> _REQUIREMENTS_:
Using the data below, repeat all of it precisely.

**** MATERIAL TO PROCESS

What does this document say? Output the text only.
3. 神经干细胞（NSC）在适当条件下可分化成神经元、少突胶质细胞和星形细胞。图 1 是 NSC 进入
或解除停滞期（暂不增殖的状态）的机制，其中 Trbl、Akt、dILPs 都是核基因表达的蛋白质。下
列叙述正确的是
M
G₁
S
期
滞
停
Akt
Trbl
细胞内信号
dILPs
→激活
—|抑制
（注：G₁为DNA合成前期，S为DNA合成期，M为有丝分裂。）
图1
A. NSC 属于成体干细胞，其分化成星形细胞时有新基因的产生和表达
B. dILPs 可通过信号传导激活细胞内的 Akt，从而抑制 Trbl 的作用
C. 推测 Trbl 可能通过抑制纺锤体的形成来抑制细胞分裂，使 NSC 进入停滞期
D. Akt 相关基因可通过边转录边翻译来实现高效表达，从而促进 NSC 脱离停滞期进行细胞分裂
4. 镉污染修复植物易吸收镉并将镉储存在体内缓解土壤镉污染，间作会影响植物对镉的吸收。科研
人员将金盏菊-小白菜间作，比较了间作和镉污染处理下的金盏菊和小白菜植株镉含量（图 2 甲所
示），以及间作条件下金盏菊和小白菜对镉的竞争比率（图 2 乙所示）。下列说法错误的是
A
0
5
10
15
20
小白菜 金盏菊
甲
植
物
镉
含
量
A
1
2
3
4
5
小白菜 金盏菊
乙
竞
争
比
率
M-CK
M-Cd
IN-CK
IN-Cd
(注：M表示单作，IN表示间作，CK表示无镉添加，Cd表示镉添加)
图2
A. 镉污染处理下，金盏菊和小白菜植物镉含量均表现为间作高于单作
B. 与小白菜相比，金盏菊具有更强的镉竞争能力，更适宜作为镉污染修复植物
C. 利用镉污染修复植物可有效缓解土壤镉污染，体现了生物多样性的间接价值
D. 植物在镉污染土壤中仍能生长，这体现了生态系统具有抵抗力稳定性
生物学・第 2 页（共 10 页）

********

> _FINISHED EXERCISE_:
What does this document say? Output the text only.
3. 神经干细胞（NSC）在适当条件下可分化成神经元、少突胶质细胞和星形细胞。图 1 是 NSC 进入
或解除停滞期（暂不增殖的状态）的机制，其中 Trbl、Akt、dILPs 都是核基因表达的蛋白质。下
列叙述正确的是
M
G₁
S
期
滞
停
Akt
Trbl
细胞内信号
dILPs
→激活
—|抑制
（注：G₁为DNA合成前期，S为DNA合成期，M为有丝分裂。）
图1
A. NSC 属于成体干细胞，其分化成星形细胞时有新基因的产生和表达
B. dILPs 可通过信号传导激活细胞内的 Akt，从而抑制 Trbl 的作用
C. 推测 Trbl 可能通过抑制纺锤体的形成来抑制细胞分裂，使 NSC 进入停滞期
D. Akt 相关基因可通过边转录边翻译来实现高效表达，从而促进 NSC 脱离停滞期进行细胞分裂
4. 镉污染修复植物易吸收镉并将镉储存在体内缓解土壤镉污染，间作会影响植物对镉的吸收。科研
人员将金盏菊-小白菜间作，比较了间作和镉污染处理下的金盏菊和小白菜植株镉含量（图 2 甲所
示），以及间作条件下金盏菊和小白菜对镉的竞争比率（图 2 乙所示）。下列说法错误的是
A
0
5
10
15
20
小白菜 金盏菊
甲
植
物
镉
含
量
A
1
2
3
4
5
小白菜 金盏菊
乙
竞
争
比
率
M-CK
M-Cd
IN-CK
IN-Cd
(注：M表示单作，IN表示间作，CK表示无镉添加，Cd表示镉添加)
图2
A. 镉污染处理下，金盏菊和小白菜植物镉含量均表现为间作高于单作
B. 与小白菜相比，金盏菊具有更强的镉竞争能力，更适宜作为镉污染修复植物
C. 利用镉污染修复植物可有效缓解土壤镉污染，体现了生物多样性的间接价值
D. 植物在镉污染土壤中仍能生长，这体现了生态系统具有抵抗力稳定性
生物学・第 2 页（共 10 页）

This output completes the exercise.